**Directive**
Reproduce every entry exactly, without alteration.

#### Listed records ####

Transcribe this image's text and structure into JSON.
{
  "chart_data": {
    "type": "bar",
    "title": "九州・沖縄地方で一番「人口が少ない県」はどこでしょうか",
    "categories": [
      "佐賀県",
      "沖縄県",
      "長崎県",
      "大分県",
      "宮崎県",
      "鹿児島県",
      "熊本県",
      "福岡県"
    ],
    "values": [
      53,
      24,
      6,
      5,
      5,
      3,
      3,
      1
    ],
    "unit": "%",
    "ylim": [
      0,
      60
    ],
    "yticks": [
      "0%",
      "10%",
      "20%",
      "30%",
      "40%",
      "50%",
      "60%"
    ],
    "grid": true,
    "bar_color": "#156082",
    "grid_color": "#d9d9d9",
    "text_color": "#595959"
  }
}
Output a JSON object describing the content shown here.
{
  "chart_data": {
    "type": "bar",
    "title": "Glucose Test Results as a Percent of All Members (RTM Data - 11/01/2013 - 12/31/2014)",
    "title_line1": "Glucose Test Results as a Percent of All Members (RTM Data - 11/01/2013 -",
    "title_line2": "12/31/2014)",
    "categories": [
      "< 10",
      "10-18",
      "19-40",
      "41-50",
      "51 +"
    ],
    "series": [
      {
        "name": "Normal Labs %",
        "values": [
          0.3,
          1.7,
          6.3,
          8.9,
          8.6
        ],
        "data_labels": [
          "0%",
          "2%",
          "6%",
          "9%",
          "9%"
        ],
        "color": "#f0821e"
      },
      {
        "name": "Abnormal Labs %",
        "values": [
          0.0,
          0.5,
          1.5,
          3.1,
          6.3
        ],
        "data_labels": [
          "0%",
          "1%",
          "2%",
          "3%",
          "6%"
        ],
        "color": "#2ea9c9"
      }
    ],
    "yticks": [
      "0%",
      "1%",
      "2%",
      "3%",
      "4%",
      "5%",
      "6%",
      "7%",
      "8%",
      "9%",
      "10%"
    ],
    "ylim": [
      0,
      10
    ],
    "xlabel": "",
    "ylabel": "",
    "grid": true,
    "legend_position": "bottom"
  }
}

####

**Solved problem**
Transcribe this image's text and structure into JSON.
{
  "chart_data": {
    "type": "bar",
    "title": "九州・沖縄地方で一番「人口が少ない県」はどこでしょうか",
    "categories": [
      "佐賀県",
      "沖縄県",
      "長崎県",
      "大分県",
      "宮崎県",
      "鹿児島県",
      "熊本県",
      "福岡県"
    ],
    "values": [
      53,
      24,
      6,
      5,
      5,
      3,
      3,
      1
    ],
    "unit": "%",
    "ylim": [
      0,
      60
    ],
    "yticks": [
      "0%",
      "10%",
      "20%",
      "30%",
      "40%",
      "50%",
      "60%"
    ],
    "grid": true,
    "bar_color": "#156082",
    "grid_color": "#d9d9d9",
    "text_color": "#595959"
  }
}
Output a JSON object describing the content shown here.
{
  "chart_data": {
    "type": "bar",
    "title": "Glucose Test Results as a Percent of All Members (RTM Data - 11/01/2013 - 12/31/2014)",
    "title_line1": "Glucose Test Results as a Percent of All Members (RTM Data - 11/01/2013 -",
    "title_line2": "12/31/2014)",
    "categories": [
      "< 10",
      "10-18",
      "19-40",
      "41-50",
      "51 +"
    ],
    "series": [
      {
        "name": "Normal Labs %",
        "values": [
          0.3,
          1.7,
          6.3,
          8.9,
          8.6
        ],
        "data_labels": [
          "0%",
          "2%",
          "6%",
          "9%",
          "9%"
        ],
        "color": "#f0821e"
      },
      {
        "name": "Abnormal Labs %",
        "values": [
          0.0,
          0.5,
          1.5,
          3.1,
          6.3
        ],
        "data_labels": [
          "0%",
          "1%",
          "2%",
          "3%",
          "6%"
        ],
        "color": "#2ea9c9"
      }
    ],
    "yticks": [
      "0%",
      "1%",
      "2%",
      "3%",
      "4%",
      "5%",
      "6%",
      "7%",
      "8%",
      "9%",
      "10%"
    ],
    "ylim": [
      0,
      10
    ],
    "xlabel": "",
    "ylabel": "",
    "grid": true,
    "legend_position": "bottom"
  }
}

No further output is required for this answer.